**** DATA SHOWN

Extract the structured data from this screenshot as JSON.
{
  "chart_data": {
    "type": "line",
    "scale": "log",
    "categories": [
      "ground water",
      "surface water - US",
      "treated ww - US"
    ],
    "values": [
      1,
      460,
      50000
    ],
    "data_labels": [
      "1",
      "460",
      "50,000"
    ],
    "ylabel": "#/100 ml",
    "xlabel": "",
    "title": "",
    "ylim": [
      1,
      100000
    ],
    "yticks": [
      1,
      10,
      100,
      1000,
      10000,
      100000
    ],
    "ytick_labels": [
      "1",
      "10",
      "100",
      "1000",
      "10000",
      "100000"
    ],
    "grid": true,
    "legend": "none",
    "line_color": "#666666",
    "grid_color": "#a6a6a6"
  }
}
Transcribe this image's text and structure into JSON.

********
**** DATA SHOWN

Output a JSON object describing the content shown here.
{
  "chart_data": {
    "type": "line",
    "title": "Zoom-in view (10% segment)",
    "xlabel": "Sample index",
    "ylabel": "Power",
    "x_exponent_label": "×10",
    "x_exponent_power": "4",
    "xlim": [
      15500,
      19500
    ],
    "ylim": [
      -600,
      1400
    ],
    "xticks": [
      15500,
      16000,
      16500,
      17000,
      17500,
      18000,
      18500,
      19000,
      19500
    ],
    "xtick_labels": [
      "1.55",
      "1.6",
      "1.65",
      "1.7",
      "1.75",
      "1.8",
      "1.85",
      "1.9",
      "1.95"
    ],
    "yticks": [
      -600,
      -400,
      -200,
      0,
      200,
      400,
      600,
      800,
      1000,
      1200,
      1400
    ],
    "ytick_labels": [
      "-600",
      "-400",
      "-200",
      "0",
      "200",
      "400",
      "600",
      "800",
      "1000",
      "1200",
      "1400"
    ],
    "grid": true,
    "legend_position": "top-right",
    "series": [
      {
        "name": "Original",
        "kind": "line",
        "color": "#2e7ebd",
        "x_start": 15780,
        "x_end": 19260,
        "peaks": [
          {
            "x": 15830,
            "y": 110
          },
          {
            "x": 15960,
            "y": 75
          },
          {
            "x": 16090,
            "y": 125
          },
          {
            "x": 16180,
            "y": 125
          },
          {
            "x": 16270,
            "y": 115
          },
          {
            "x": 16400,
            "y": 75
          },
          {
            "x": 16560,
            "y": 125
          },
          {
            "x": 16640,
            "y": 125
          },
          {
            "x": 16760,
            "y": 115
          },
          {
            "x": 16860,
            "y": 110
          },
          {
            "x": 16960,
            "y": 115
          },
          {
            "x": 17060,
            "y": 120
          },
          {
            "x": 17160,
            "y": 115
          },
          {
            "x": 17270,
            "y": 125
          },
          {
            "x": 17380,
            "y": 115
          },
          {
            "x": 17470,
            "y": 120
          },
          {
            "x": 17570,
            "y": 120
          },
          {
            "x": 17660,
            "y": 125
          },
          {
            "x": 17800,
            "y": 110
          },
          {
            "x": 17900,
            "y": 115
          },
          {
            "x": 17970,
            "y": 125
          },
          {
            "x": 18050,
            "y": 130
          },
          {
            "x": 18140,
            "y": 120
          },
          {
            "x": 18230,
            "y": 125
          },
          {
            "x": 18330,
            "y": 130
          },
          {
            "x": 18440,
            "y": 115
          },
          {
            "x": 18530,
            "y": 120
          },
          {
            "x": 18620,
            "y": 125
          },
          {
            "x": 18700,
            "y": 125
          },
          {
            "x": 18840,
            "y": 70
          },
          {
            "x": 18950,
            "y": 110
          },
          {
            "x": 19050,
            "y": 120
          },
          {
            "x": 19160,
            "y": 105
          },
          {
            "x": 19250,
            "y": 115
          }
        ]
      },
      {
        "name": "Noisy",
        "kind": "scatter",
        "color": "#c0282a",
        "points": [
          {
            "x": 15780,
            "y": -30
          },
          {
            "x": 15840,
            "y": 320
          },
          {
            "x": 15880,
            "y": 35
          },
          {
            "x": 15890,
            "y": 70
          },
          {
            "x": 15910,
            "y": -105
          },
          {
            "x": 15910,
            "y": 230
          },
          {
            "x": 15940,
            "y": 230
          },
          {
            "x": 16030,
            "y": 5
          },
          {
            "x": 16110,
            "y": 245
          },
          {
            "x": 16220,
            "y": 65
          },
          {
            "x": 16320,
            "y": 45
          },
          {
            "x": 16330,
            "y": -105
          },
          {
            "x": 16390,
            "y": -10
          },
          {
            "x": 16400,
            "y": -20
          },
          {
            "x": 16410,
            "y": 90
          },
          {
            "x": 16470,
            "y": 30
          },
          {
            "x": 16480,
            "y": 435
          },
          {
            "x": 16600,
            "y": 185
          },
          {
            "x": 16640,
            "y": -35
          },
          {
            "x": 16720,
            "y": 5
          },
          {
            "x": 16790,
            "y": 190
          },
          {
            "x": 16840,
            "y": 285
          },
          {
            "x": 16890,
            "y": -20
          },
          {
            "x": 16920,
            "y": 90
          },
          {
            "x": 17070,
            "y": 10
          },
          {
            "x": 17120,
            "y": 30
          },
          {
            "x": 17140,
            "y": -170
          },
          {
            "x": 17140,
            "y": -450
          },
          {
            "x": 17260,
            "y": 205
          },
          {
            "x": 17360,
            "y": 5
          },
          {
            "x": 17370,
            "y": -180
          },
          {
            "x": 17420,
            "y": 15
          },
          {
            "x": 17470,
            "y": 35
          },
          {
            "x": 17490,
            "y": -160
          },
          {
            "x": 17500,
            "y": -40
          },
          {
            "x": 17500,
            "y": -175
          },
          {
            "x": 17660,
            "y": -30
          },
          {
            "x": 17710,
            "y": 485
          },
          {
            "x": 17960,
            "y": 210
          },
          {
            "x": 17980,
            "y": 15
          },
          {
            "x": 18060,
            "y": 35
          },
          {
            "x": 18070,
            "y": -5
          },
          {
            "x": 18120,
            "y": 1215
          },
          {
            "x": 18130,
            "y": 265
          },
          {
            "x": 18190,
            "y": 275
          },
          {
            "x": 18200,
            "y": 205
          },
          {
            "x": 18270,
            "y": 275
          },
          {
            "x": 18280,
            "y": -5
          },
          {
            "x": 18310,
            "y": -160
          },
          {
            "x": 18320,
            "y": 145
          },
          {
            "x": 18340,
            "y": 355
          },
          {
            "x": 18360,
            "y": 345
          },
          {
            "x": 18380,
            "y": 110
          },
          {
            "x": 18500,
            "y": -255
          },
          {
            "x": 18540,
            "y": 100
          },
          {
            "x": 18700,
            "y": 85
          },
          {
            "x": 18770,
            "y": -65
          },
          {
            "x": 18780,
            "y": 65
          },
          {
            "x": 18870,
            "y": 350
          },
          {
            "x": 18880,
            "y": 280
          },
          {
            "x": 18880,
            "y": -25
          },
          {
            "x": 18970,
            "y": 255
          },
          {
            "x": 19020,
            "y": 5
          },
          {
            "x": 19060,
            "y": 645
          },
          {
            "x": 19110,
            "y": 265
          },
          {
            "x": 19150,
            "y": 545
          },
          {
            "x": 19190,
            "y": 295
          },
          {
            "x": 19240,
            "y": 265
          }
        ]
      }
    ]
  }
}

********
**** DATA SHOWN

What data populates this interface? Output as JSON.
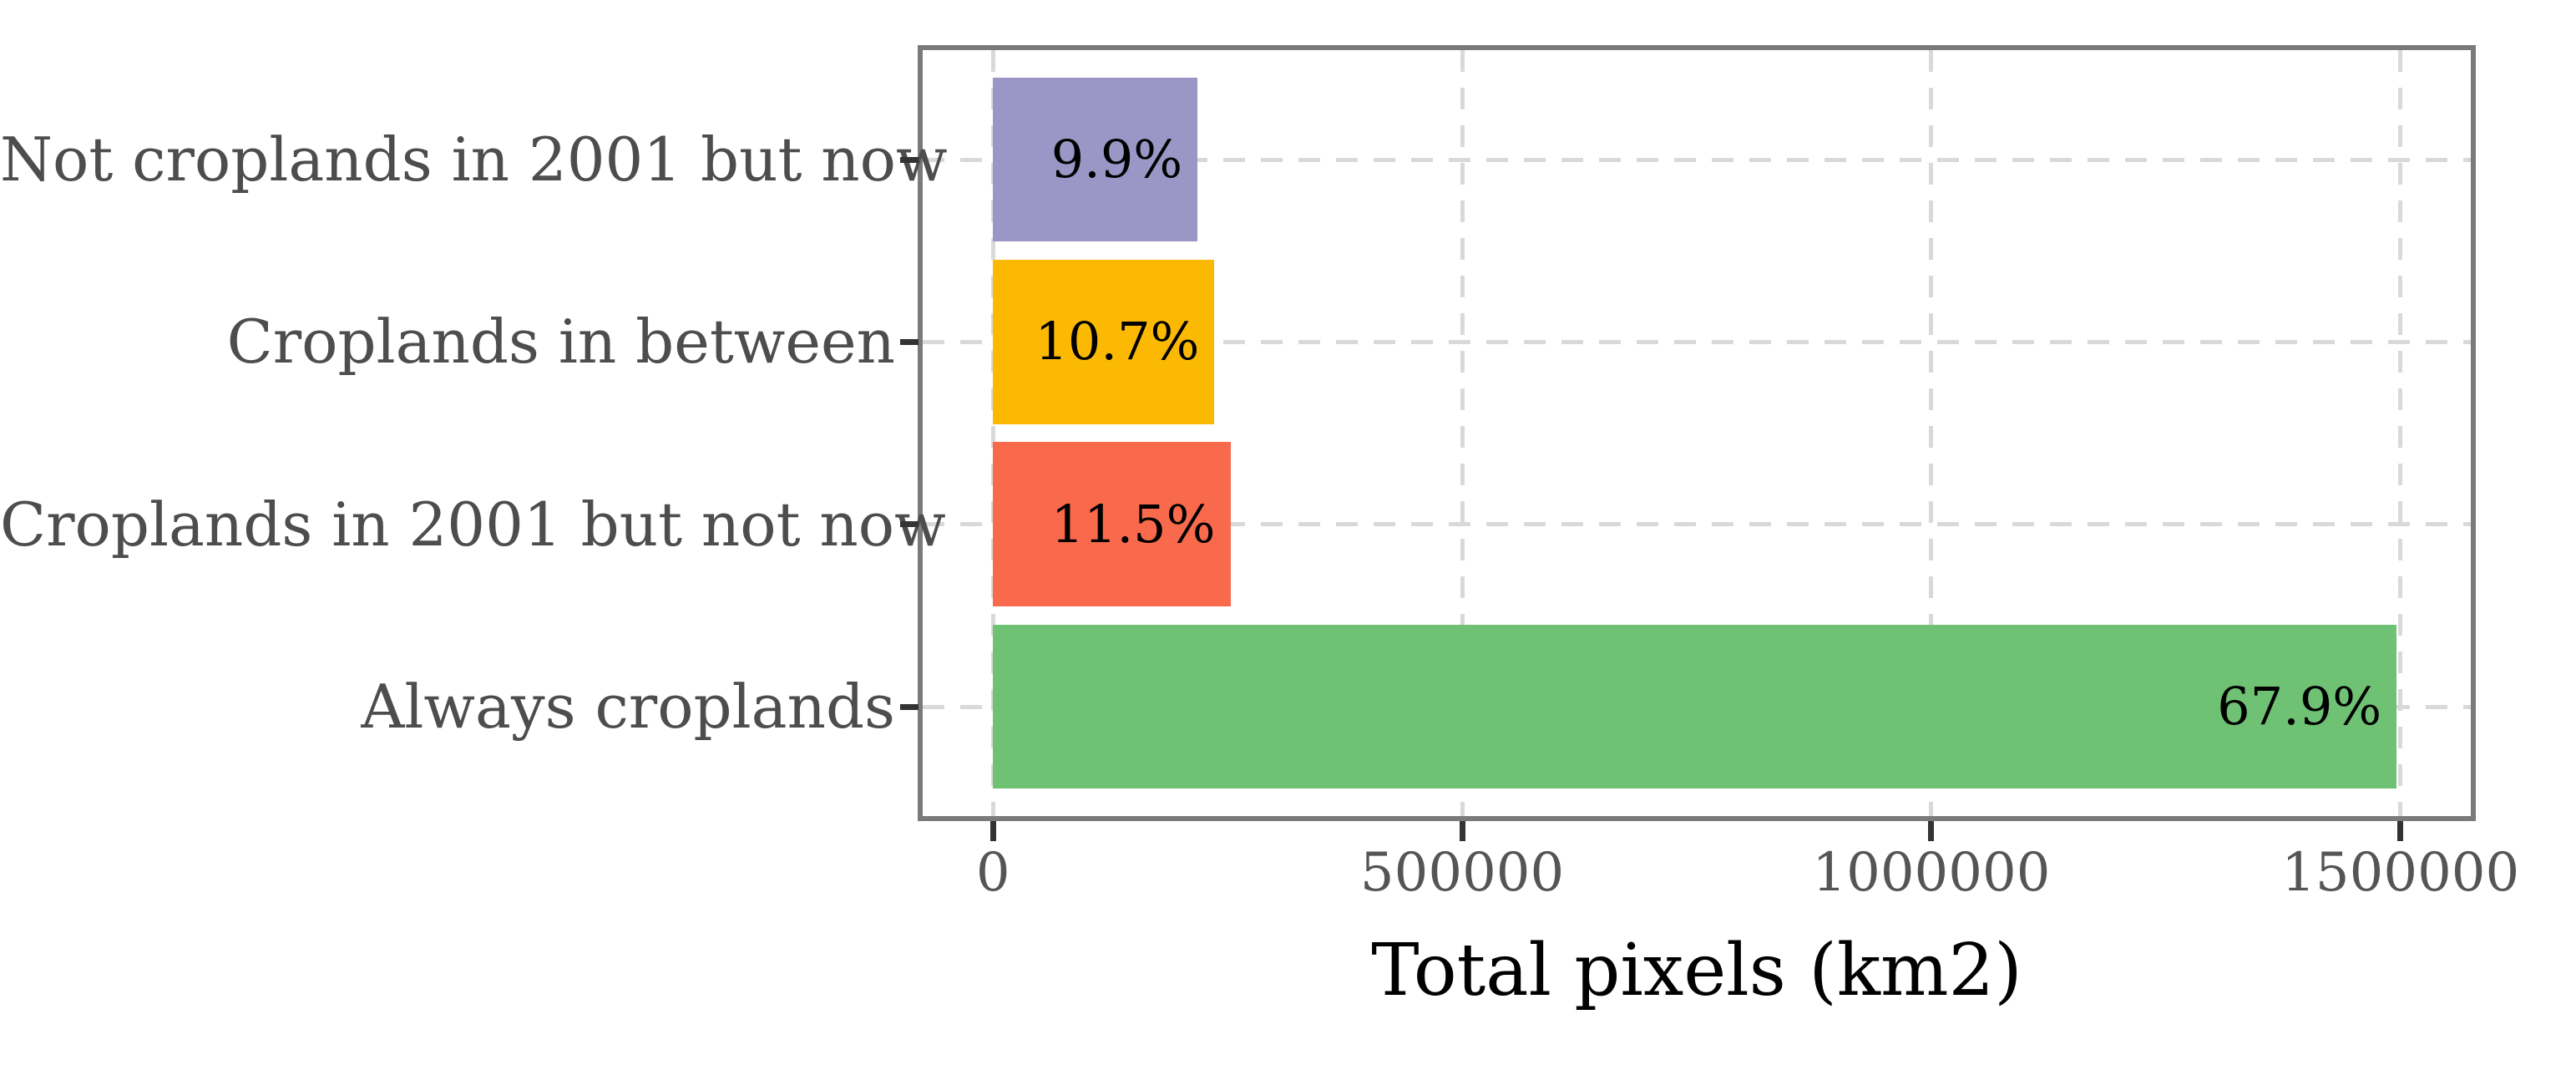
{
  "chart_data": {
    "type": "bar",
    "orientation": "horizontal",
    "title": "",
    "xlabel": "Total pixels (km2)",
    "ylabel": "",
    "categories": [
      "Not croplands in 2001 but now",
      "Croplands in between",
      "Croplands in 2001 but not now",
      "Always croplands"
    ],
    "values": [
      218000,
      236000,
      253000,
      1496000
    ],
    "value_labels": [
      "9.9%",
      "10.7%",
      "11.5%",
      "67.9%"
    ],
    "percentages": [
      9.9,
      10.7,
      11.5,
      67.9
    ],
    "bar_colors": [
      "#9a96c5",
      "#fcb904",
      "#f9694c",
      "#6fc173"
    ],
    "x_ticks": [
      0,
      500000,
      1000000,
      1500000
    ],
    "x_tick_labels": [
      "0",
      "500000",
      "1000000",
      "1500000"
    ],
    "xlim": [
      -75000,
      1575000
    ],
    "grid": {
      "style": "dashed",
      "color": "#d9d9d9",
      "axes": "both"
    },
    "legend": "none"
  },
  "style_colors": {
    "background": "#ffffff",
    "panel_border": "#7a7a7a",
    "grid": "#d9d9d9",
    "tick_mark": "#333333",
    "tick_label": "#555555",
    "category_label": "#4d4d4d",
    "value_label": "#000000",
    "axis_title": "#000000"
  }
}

********

THE REQUEST
Exactly and only the lines from the line that contains "Extract the structured" through the line that contains "Transcribe this image's" are to be repeated as they stand.

RESPONSE
Extract the structured data from this screenshot as JSON.
{
  "chart_data": {
    "type": "line",
    "scale": "log",
    "categories": [
      "ground water",
      "surface water - US",
      "treated ww - US"
    ],
    "values": [
      1,
      460,
      50000
    ],
    "data_labels": [
      "1",
      "460",
      "50,000"
    ],
    "ylabel": "#/100 ml",
    "xlabel": "",
    "title": "",
    "ylim": [
      1,
      100000
    ],
    "yticks": [
      1,
      10,
      100,
      1000,
      10000,
      100000
    ],
    "ytick_labels": [
      "1",
      "10",
      "100",
      "1000",
      "10000",
      "100000"
    ],
    "grid": true,
    "legend": "none",
    "line_color": "#666666",
    "grid_color": "#a6a6a6"
  }
}
Transcribe this image's text and structure into JSON.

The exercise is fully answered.